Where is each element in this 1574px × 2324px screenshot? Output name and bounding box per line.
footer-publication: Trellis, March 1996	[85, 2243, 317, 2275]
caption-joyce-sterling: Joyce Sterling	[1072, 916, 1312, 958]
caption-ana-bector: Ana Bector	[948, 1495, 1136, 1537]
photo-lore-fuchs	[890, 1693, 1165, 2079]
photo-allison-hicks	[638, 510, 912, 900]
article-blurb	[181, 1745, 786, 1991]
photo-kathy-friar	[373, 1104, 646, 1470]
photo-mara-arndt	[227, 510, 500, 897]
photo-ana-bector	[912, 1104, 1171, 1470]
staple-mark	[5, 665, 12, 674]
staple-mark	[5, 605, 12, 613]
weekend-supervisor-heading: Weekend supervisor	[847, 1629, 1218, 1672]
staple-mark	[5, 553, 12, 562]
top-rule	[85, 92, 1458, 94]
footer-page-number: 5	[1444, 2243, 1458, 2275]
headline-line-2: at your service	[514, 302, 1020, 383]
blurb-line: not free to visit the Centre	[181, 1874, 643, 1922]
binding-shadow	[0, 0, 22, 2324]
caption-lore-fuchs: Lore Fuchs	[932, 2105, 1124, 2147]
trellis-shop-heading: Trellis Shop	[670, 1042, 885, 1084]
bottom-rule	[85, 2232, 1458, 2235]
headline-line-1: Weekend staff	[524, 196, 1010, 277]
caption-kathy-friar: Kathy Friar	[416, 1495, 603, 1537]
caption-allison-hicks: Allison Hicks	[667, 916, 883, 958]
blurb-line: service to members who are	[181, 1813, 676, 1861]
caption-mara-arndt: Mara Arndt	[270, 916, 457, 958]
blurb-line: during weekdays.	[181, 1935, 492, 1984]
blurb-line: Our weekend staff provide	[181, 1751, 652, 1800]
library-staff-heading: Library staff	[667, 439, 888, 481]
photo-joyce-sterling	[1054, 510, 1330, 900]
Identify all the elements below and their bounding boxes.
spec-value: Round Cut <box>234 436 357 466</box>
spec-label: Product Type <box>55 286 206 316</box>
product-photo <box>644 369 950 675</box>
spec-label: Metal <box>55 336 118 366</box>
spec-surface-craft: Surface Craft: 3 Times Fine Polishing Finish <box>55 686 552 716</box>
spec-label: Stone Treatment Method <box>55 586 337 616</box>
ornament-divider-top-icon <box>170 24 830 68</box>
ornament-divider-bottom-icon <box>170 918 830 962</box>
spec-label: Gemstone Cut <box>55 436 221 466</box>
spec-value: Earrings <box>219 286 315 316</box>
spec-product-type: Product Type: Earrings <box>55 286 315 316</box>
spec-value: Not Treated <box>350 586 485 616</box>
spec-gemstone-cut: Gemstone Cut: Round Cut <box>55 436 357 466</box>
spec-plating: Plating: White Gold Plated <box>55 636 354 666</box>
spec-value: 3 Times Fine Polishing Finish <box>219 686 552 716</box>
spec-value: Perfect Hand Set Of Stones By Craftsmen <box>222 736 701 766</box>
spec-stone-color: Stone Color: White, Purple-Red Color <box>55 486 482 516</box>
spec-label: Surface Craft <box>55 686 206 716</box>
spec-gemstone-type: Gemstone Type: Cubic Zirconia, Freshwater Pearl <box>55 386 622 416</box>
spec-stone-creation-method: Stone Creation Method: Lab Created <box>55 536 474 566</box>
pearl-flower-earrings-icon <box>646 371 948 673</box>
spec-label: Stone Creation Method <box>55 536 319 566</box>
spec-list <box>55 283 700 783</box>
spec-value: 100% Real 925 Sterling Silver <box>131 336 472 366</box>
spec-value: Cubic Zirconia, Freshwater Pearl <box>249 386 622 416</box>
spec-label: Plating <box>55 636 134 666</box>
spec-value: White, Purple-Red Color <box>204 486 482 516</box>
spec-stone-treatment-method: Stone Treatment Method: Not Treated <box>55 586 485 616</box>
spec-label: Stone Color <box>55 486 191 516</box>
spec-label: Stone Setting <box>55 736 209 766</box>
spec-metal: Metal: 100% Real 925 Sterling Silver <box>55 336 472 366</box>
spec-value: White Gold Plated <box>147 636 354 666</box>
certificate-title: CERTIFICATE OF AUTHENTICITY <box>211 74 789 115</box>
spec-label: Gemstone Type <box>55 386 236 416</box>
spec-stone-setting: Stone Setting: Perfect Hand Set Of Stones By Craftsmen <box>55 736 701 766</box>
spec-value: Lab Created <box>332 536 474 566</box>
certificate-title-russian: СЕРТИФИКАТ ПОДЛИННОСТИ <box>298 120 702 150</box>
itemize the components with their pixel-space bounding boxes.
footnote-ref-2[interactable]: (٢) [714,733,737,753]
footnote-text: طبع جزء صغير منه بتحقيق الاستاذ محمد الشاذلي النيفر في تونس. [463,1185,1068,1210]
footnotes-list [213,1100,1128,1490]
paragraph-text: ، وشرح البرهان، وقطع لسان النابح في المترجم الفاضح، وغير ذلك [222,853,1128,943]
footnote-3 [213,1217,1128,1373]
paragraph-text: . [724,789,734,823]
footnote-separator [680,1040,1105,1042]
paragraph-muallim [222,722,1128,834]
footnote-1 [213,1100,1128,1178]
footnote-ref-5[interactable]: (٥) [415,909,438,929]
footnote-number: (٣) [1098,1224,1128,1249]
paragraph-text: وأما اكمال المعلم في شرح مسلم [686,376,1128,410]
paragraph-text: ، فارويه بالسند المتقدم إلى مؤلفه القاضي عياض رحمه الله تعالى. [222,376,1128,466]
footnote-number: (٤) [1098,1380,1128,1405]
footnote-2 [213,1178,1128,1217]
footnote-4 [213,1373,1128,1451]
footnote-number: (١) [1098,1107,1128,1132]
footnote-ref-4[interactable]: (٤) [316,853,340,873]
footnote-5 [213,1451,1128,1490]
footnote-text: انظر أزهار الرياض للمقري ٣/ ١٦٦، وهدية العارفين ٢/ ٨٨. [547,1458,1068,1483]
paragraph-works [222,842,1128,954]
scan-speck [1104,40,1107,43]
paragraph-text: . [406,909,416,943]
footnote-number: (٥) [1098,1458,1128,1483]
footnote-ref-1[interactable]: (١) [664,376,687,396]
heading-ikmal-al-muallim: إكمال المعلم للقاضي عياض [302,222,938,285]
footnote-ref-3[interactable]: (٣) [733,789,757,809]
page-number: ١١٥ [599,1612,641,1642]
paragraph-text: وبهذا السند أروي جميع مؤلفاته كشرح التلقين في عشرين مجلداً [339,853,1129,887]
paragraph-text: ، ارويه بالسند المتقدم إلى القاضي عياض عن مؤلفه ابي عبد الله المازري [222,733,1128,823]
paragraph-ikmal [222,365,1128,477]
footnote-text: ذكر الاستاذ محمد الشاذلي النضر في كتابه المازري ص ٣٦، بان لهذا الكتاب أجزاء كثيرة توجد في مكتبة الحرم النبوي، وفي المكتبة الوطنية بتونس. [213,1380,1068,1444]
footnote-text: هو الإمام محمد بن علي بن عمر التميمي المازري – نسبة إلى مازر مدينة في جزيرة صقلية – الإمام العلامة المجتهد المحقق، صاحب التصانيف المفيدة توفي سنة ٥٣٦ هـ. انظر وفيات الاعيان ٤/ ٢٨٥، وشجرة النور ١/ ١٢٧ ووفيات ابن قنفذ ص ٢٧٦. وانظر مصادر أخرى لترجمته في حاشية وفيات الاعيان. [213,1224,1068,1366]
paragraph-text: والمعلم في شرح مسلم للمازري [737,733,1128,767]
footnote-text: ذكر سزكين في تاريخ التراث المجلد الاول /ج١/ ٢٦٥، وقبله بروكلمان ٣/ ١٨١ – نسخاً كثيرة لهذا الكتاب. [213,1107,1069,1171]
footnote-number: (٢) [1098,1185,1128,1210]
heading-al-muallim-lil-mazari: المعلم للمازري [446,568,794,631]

--- --- ---

To be done: Recast every line of the entries above as a Markdown table with two columns, Row and Line. Number the rows in order and leave out any blank lines.

Task solution:
| Row | Line |
|---|---|
| 1 | Where is each element in this 1574px × 2324px screenshot? Output name and bounding box per line. |
| 2 | footer-publication: Trellis, March 1996	[85, 2243, 317, 2275] |
| 3 | caption-joyce-sterling: Joyce Sterling	[1072, 916, 1312, 958] |
| 4 | caption-ana-bector: Ana Bector	[948, 1495, 1136, 1537] |
| 5 | photo-lore-fuchs	[890, 1693, 1165, 2079] |
| 6 | photo-allison-hicks	[638, 510, 912, 900] |
| 7 | article-blurb	[181, 1745, 786, 1991] |
| 8 | photo-kathy-friar	[373, 1104, 646, 1470] |
| 9 | photo-mara-arndt	[227, 510, 500, 897] |
| 10 | photo-ana-bector	[912, 1104, 1171, 1470] |
| 11 | staple-mark	[5, 665, 12, 674] |
| 12 | staple-mark	[5, 605, 12, 613] |
| 13 | weekend-supervisor-heading: Weekend supervisor	[847, 1629, 1218, 1672] |
| 14 | staple-mark	[5, 553, 12, 562] |
| 15 | top-rule	[85, 92, 1458, 94] |
| 16 | footer-page-number: 5	[1444, 2243, 1458, 2275] |
| 17 | headline-line-2: at your service	[514, 302, 1020, 383] |
| 18 | blurb-line: not free to visit the Centre	[181, 1874, 643, 1922] |
| 19 | binding-shadow	[0, 0, 22, 2324] |
| 20 | caption-lore-fuchs: Lore Fuchs	[932, 2105, 1124, 2147] |
| 21 | trellis-shop-heading: Trellis Shop	[670, 1042, 885, 1084] |
| 22 | bottom-rule	[85, 2232, 1458, 2235] |
| 23 | headline-line-1: Weekend staff	[524, 196, 1010, 277] |
| 24 | caption-kathy-friar: Kathy Friar	[416, 1495, 603, 1537] |
| 25 | caption-allison-hicks: Allison Hicks	[667, 916, 883, 958] |
| 26 | blurb-line: service to members who are	[181, 1813, 676, 1861] |
| 27 | caption-mara-arndt: Mara Arndt	[270, 916, 457, 958] |
| 28 | blurb-line: during weekdays.	[181, 1935, 492, 1984] |
| 29 | blurb-line: Our weekend staff provide	[181, 1751, 652, 1800] |
| 30 | library-staff-heading: Library staff	[667, 439, 888, 481] |
| 31 | photo-joyce-sterling	[1054, 510, 1330, 900] |
| 32 | Identify all the elements below and their bounding boxes. |
| 33 | spec-value: Round Cut <box>234 436 357 466</box> |
| 34 | spec-label: Product Type <box>55 286 206 316</box> |
| 35 | product-photo <box>644 369 950 675</box> |
| 36 | spec-label: Metal <box>55 336 118 366</box> |
| 37 | spec-surface-craft: Surface Craft: 3 Times Fine Polishing Finish <box>55 686 552 716</box> |
| 38 | spec-label: Stone Treatment Method <box>55 586 337 616</box> |
| 39 | ornament-divider-top-icon <box>170 24 830 68</box> |
| 40 | ornament-divider-bottom-icon <box>170 918 830 962</box> |
| 41 | spec-label: Gemstone Cut <box>55 436 221 466</box> |
| 42 | spec-value: Earrings <box>219 286 315 316</box> |
| 43 | spec-product-type: Product Type: Earrings <box>55 286 315 316</box> |
| 44 | spec-value: Not Treated <box>350 586 485 616</box> |
| 45 | spec-gemstone-cut: Gemstone Cut: Round Cut <box>55 436 357 466</box> |
| 46 | spec-plating: Plating: White Gold Plated <box>55 636 354 666</box> |
| 47 | spec-value: 3 Times Fine Polishing Finish <box>219 686 552 716</box> |
| 48 | spec-value: Perfect Hand Set Of Stones By Craftsmen <box>222 736 701 766</box> |
| 49 | spec-stone-color: Stone Color: White, Purple-Red Color <box>55 486 482 516</box> |
| 50 | spec-label: Surface Craft <box>55 686 206 716</box> |
| 51 | spec-gemstone-type: Gemstone Type: Cubic Zirconia, Freshwater Pearl <box>55 386 622 416</box> |
| 52 | spec-stone-creation-method: Stone Creation Method: Lab Created <box>55 536 474 566</box> |
| 53 | pearl-flower-earrings-icon <box>646 371 948 673</box> |
| 54 | spec-label: Stone Creation Method <box>55 536 319 566</box> |
| 55 | spec-list <box>55 283 700 783</box> |
| 56 | spec-value: 100% Real 925 Sterling Silver <box>131 336 472 366</box> |
| 57 | spec-value: Cubic Zirconia, Freshwater Pearl <box>249 386 622 416</box> |
| 58 | spec-label: Plating <box>55 636 134 666</box> |
| 59 | spec-value: White, Purple-Red Color <box>204 486 482 516</box> |
| 60 | spec-stone-treatment-method: Stone Treatment Method: Not Treated <box>55 586 485 616</box> |
| 61 | spec-label: Stone Color <box>55 486 191 516</box> |
| 62 | spec-label: Stone Setting <box>55 736 209 766</box> |
| 63 | spec-metal: Metal: 100% Real 925 Sterling Silver <box>55 336 472 366</box> |
| 64 | spec-value: White Gold Plated <box>147 636 354 666</box> |
| 65 | certificate-title: CERTIFICATE OF AUTHENTICITY <box>211 74 789 115</box> |
| 66 | spec-label: Gemstone Type <box>55 386 236 416</box> |
| 67 | spec-stone-setting: Stone Setting: Perfect Hand Set Of Stones By Craftsmen <box>55 736 701 766</box> |
| 68 | spec-value: Lab Created <box>332 536 474 566</box> |
| 69 | certificate-title-russian: СЕРТИФИКАТ ПОДЛИННОСТИ <box>298 120 702 150</box> |
| 70 | itemize the components with their pixel-space bounding boxes. |
| 71 | footnote-ref-2[interactable]: (٢) [714,733,737,753] |
| 72 | footnote-text: طبع جزء صغير منه بتحقيق الاستاذ محمد الشاذلي النيفر في تونس. [463,1185,1068,1210] |
| 73 | footnotes-list [213,1100,1128,1490] |
| 74 | paragraph-text: ، وشرح البرهان، وقطع لسان النابح في المترجم الفاضح، وغير ذلك [222,853,1128,943] |
| 75 | footnote-3 [213,1217,1128,1373] |
| 76 | paragraph-text: . [724,789,734,823] |
| 77 | footnote-separator [680,1040,1105,1042] |
| 78 | paragraph-muallim [222,722,1128,834] |
| 79 | footnote-1 [213,1100,1128,1178] |
| 80 | footnote-ref-5[interactable]: (٥) [415,909,438,929] |
| 81 | footnote-number: (٣) [1098,1224,1128,1249] |
| 82 | paragraph-text: وأما اكمال المعلم في شرح مسلم [686,376,1128,410] |
| 83 | paragraph-text: ، فارويه بالسند المتقدم إلى مؤلفه القاضي عياض رحمه الله تعالى. [222,376,1128,466] |
| 84 | footnote-number: (٤) [1098,1380,1128,1405] |
| 85 | footnote-2 [213,1178,1128,1217] |
| 86 | footnote-4 [213,1373,1128,1451] |
| 87 | footnote-number: (١) [1098,1107,1128,1132] |
| 88 | footnote-ref-4[interactable]: (٤) [316,853,340,873] |
| 89 | footnote-5 [213,1451,1128,1490] |
| 90 | footnote-text: انظر أزهار الرياض للمقري ٣/ ١٦٦، وهدية العارفين ٢/ ٨٨. [547,1458,1068,1483] |
| 91 | paragraph-works [222,842,1128,954] |
| 92 | scan-speck [1104,40,1107,43] |
| 93 | paragraph-text: . [406,909,416,943] |
| 94 | footnote-number: (٥) [1098,1458,1128,1483] |
| 95 | footnote-ref-1[interactable]: (١) [664,376,687,396] |
| 96 | heading-ikmal-al-muallim: إكمال المعلم للقاضي عياض [302,222,938,285] |
| 97 | footnote-ref-3[interactable]: (٣) [733,789,757,809] |
| 98 | page-number: ١١٥ [599,1612,641,1642] |
| 99 | paragraph-text: وبهذا السند أروي جميع مؤلفاته كشرح التلقين في عشرين مجلداً [339,853,1129,887] |
| 100 | paragraph-text: ، ارويه بالسند المتقدم إلى القاضي عياض عن مؤلفه ابي عبد الله المازري [222,733,1128,823] |
| 101 | paragraph-ikmal [222,365,1128,477] |
| 102 | footnote-text: ذكر الاستاذ محمد الشاذلي النضر في كتابه المازري ص ٣٦، بان لهذا الكتاب أجزاء كثيرة توجد في مكتبة الحرم النبوي، وفي المكتبة الوطنية بتونس. [213,1380,1068,1444] |
| 103 | footnote-text: هو الإمام محمد بن علي بن عمر التميمي المازري – نسبة إلى مازر مدينة في جزيرة صقلية – الإمام العلامة المجتهد المحقق، صاحب التصانيف المفيدة توفي سنة ٥٣٦ هـ. انظر وفيات الاعيان ٤/ ٢٨٥، وشجرة النور ١/ ١٢٧ ووفيات ابن قنفذ ص ٢٧٦. وانظر مصادر أخرى لترجمته في حاشية وفيات الاعيان. [213,1224,1068,1366] |
| 104 | paragraph-text: والمعلم في شرح مسلم للمازري [737,733,1128,767] |
| 105 | footnote-text: ذكر سزكين في تاريخ التراث المجلد الاول /ج١/ ٢٦٥، وقبله بروكلمان ٣/ ١٨١ – نسخاً كثيرة لهذا الكتاب. [213,1107,1069,1171] |
| 106 | footnote-number: (٢) [1098,1185,1128,1210] |
| 107 | heading-al-muallim-lil-mazari: المعلم للمازري [446,568,794,631] |